The input:
** BEGIN **
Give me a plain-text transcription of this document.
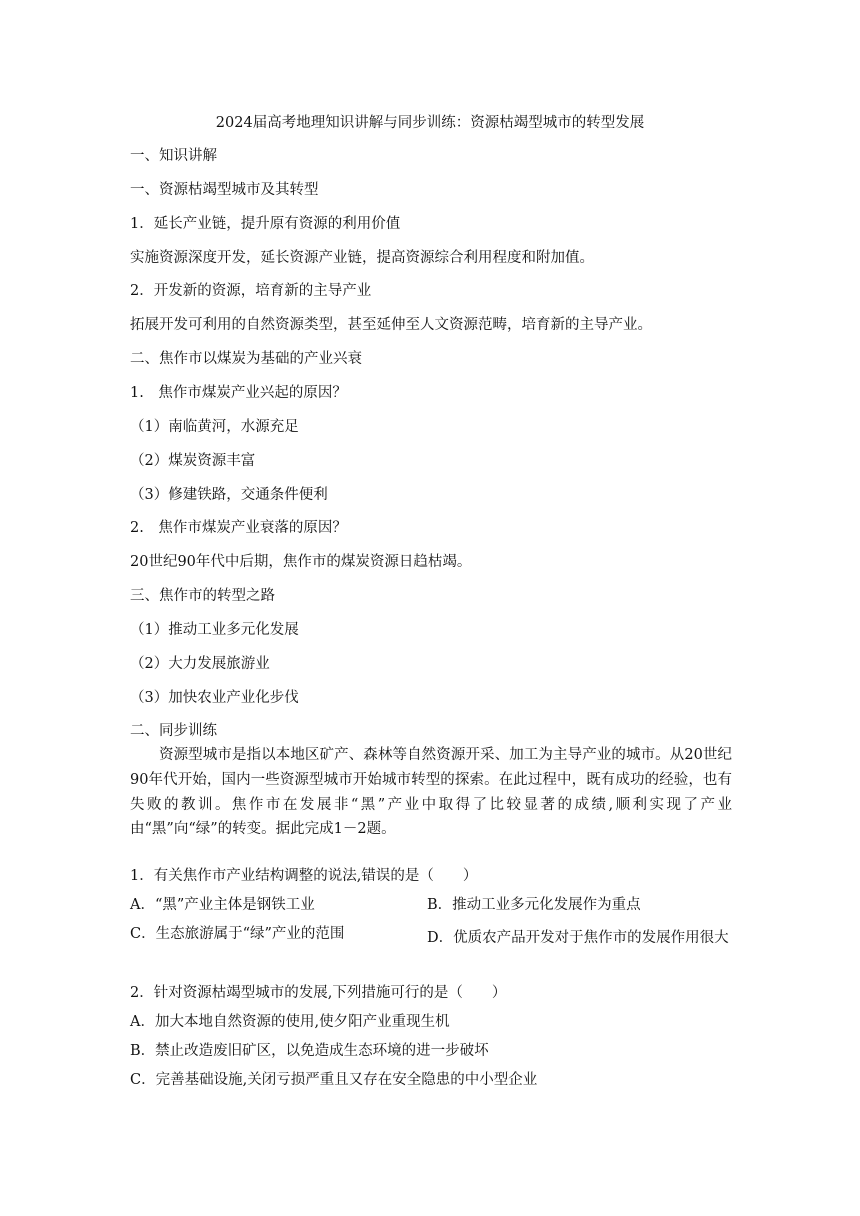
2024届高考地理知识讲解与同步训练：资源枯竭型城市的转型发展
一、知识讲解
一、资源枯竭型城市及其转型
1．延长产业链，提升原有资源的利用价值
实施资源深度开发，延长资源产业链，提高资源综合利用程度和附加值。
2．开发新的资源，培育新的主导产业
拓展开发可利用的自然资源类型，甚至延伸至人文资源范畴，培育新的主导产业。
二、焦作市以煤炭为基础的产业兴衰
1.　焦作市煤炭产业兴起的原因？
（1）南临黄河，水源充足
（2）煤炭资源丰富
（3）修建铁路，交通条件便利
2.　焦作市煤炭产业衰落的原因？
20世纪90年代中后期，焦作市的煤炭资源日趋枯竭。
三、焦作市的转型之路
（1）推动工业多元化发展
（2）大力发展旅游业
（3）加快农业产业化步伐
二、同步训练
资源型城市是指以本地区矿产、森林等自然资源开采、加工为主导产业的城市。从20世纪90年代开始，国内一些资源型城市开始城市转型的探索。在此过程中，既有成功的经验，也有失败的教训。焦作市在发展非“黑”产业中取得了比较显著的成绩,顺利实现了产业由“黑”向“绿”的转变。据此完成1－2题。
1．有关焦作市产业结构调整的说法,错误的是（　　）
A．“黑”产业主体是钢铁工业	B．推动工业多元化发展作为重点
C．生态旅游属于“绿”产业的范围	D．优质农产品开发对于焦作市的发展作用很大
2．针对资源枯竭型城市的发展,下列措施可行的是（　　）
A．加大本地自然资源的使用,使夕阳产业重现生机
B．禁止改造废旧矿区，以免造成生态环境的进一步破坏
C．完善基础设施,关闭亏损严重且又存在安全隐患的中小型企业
** END **
Problem description:
Scan the material above for the word "培育新的主导产业". Copy each line where it occurs.

Answer to this exercise:
2．开发新的资源，培育新的主导产业
拓展开发可利用的自然资源类型，甚至延伸至人文资源范畴，培育新的主导产业。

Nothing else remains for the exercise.